## The exercise
Can you write out the whole listing exactly?

## Material provided
--------

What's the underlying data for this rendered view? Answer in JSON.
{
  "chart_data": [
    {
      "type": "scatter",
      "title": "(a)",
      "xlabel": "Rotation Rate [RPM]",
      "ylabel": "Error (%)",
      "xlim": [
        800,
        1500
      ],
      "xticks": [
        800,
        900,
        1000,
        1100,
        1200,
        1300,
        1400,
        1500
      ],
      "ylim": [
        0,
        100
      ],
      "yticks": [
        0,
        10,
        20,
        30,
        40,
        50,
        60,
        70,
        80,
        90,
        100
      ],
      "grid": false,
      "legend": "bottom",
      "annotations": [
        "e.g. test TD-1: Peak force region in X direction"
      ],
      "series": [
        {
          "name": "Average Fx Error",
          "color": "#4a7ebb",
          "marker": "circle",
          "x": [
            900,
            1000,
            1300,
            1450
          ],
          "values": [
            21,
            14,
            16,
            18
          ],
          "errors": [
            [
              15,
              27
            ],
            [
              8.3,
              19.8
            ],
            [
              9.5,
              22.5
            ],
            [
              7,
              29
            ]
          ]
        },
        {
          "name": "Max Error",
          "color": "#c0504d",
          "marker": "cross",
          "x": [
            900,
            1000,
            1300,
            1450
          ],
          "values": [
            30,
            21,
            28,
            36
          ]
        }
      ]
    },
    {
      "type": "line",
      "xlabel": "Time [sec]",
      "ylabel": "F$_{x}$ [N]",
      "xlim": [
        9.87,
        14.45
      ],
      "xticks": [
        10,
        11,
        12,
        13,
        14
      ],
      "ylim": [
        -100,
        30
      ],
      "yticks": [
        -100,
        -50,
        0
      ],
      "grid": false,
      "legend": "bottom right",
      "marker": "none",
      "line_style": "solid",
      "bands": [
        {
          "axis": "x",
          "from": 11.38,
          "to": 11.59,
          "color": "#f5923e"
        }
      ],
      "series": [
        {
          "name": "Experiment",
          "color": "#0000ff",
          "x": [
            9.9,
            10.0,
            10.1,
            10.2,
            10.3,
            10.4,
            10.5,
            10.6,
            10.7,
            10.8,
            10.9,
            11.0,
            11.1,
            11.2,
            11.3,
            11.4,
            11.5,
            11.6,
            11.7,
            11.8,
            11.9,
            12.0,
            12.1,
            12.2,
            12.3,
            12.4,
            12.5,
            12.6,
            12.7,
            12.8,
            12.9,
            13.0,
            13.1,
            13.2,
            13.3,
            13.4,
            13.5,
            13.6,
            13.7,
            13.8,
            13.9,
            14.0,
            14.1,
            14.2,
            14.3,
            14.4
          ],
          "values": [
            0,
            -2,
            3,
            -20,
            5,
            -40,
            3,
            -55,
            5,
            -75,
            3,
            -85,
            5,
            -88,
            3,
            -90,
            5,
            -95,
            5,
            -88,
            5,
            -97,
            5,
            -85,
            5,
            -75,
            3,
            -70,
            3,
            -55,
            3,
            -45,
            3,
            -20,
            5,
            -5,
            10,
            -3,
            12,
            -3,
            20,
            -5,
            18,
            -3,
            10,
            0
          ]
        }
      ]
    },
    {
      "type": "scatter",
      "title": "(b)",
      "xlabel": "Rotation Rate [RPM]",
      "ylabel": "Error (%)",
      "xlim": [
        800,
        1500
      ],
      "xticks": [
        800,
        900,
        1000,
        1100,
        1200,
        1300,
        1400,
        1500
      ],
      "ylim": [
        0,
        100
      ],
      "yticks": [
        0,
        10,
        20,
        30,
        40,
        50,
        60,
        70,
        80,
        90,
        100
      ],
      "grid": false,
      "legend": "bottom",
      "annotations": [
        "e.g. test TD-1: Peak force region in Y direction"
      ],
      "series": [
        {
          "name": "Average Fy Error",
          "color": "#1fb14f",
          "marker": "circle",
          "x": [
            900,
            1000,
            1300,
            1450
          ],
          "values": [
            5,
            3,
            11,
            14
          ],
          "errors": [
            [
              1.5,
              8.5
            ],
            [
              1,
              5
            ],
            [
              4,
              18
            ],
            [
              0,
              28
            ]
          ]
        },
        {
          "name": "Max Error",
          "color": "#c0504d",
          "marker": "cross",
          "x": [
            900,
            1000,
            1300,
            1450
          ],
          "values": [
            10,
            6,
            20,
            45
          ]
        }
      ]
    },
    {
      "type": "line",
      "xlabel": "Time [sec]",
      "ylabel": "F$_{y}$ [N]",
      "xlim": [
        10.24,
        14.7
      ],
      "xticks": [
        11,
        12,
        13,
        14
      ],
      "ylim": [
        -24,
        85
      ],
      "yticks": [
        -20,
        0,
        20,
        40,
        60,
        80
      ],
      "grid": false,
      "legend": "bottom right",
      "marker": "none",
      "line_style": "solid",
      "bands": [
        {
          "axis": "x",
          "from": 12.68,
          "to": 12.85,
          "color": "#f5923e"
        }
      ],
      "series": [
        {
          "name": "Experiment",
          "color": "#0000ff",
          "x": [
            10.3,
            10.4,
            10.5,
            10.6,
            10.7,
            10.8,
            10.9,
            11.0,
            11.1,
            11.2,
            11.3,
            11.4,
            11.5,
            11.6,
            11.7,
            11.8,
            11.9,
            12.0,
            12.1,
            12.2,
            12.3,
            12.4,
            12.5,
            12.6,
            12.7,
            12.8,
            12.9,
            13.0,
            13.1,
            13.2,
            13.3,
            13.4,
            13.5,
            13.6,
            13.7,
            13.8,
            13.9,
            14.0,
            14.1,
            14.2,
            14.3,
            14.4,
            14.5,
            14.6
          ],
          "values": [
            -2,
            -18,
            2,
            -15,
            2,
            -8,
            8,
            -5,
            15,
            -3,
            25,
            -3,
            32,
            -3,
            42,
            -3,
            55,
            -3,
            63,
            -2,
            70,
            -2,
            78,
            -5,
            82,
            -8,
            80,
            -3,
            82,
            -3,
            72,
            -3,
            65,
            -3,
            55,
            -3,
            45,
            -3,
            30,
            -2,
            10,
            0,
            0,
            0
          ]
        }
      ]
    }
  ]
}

--------

## Written solution
What's the underlying data for this rendered view? Answer in JSON.
{
  "chart_data": [
    {
      "type": "scatter",
      "title": "(a)",
      "xlabel": "Rotation Rate [RPM]",
      "ylabel": "Error (%)",
      "xlim": [
        800,
        1500
      ],
      "xticks": [
        800,
        900,
        1000,
        1100,
        1200,
        1300,
        1400,
        1500
      ],
      "ylim": [
        0,
        100
      ],
      "yticks": [
        0,
        10,
        20,
        30,
        40,
        50,
        60,
        70,
        80,
        90,
        100
      ],
      "grid": false,
      "legend": "bottom",
      "annotations": [
        "e.g. test TD-1: Peak force region in X direction"
      ],
      "series": [
        {
          "name": "Average Fx Error",
          "color": "#4a7ebb",
          "marker": "circle",
          "x": [
            900,
            1000,
            1300,
            1450
          ],
          "values": [
            21,
            14,
            16,
            18
          ],
          "errors": [
            [
              15,
              27
            ],
            [
              8.3,
              19.8
            ],
            [
              9.5,
              22.5
            ],
            [
              7,
              29
            ]
          ]
        },
        {
          "name": "Max Error",
          "color": "#c0504d",
          "marker": "cross",
          "x": [
            900,
            1000,
            1300,
            1450
          ],
          "values": [
            30,
            21,
            28,
            36
          ]
        }
      ]
    },
    {
      "type": "line",
      "xlabel": "Time [sec]",
      "ylabel": "F$_{x}$ [N]",
      "xlim": [
        9.87,
        14.45
      ],
      "xticks": [
        10,
        11,
        12,
        13,
        14
      ],
      "ylim": [
        -100,
        30
      ],
      "yticks": [
        -100,
        -50,
        0
      ],
      "grid": false,
      "legend": "bottom right",
      "marker": "none",
      "line_style": "solid",
      "bands": [
        {
          "axis": "x",
          "from": 11.38,
          "to": 11.59,
          "color": "#f5923e"
        }
      ],
      "series": [
        {
          "name": "Experiment",
          "color": "#0000ff",
          "x": [
            9.9,
            10.0,
            10.1,
            10.2,
            10.3,
            10.4,
            10.5,
            10.6,
            10.7,
            10.8,
            10.9,
            11.0,
            11.1,
            11.2,
            11.3,
            11.4,
            11.5,
            11.6,
            11.7,
            11.8,
            11.9,
            12.0,
            12.1,
            12.2,
            12.3,
            12.4,
            12.5,
            12.6,
            12.7,
            12.8,
            12.9,
            13.0,
            13.1,
            13.2,
            13.3,
            13.4,
            13.5,
            13.6,
            13.7,
            13.8,
            13.9,
            14.0,
            14.1,
            14.2,
            14.3,
            14.4
          ],
          "values": [
            0,
            -2,
            3,
            -20,
            5,
            -40,
            3,
            -55,
            5,
            -75,
            3,
            -85,
            5,
            -88,
            3,
            -90,
            5,
            -95,
            5,
            -88,
            5,
            -97,
            5,
            -85,
            5,
            -75,
            3,
            -70,
            3,
            -55,
            3,
            -45,
            3,
            -20,
            5,
            -5,
            10,
            -3,
            12,
            -3,
            20,
            -5,
            18,
            -3,
            10,
            0
          ]
        }
      ]
    },
    {
      "type": "scatter",
      "title": "(b)",
      "xlabel": "Rotation Rate [RPM]",
      "ylabel": "Error (%)",
      "xlim": [
        800,
        1500
      ],
      "xticks": [
        800,
        900,
        1000,
        1100,
        1200,
        1300,
        1400,
        1500
      ],
      "ylim": [
        0,
        100
      ],
      "yticks": [
        0,
        10,
        20,
        30,
        40,
        50,
        60,
        70,
        80,
        90,
        100
      ],
      "grid": false,
      "legend": "bottom",
      "annotations": [
        "e.g. test TD-1: Peak force region in Y direction"
      ],
      "series": [
        {
          "name": "Average Fy Error",
          "color": "#1fb14f",
          "marker": "circle",
          "x": [
            900,
            1000,
            1300,
            1450
          ],
          "values": [
            5,
            3,
            11,
            14
          ],
          "errors": [
            [
              1.5,
              8.5
            ],
            [
              1,
              5
            ],
            [
              4,
              18
            ],
            [
              0,
              28
            ]
          ]
        },
        {
          "name": "Max Error",
          "color": "#c0504d",
          "marker": "cross",
          "x": [
            900,
            1000,
            1300,
            1450
          ],
          "values": [
            10,
            6,
            20,
            45
          ]
        }
      ]
    },
    {
      "type": "line",
      "xlabel": "Time [sec]",
      "ylabel": "F$_{y}$ [N]",
      "xlim": [
        10.24,
        14.7
      ],
      "xticks": [
        11,
        12,
        13,
        14
      ],
      "ylim": [
        -24,
        85
      ],
      "yticks": [
        -20,
        0,
        20,
        40,
        60,
        80
      ],
      "grid": false,
      "legend": "bottom right",
      "marker": "none",
      "line_style": "solid",
      "bands": [
        {
          "axis": "x",
          "from": 12.68,
          "to": 12.85,
          "color": "#f5923e"
        }
      ],
      "series": [
        {
          "name": "Experiment",
          "color": "#0000ff",
          "x": [
            10.3,
            10.4,
            10.5,
            10.6,
            10.7,
            10.8,
            10.9,
            11.0,
            11.1,
            11.2,
            11.3,
            11.4,
            11.5,
            11.6,
            11.7,
            11.8,
            11.9,
            12.0,
            12.1,
            12.2,
            12.3,
            12.4,
            12.5,
            12.6,
            12.7,
            12.8,
            12.9,
            13.0,
            13.1,
            13.2,
            13.3,
            13.4,
            13.5,
            13.6,
            13.7,
            13.8,
            13.9,
            14.0,
            14.1,
            14.2,
            14.3,
            14.4,
            14.5,
            14.6
          ],
          "values": [
            -2,
            -18,
            2,
            -15,
            2,
            -8,
            8,
            -5,
            15,
            -3,
            25,
            -3,
            32,
            -3,
            42,
            -3,
            55,
            -3,
            63,
            -2,
            70,
            -2,
            78,
            -5,
            82,
            -8,
            80,
            -3,
            82,
            -3,
            72,
            -3,
            65,
            -3,
            55,
            -3,
            45,
            -3,
            30,
            -2,
            10,
            0,
            0,
            0
          ]
        }
      ]
    }
  ]
}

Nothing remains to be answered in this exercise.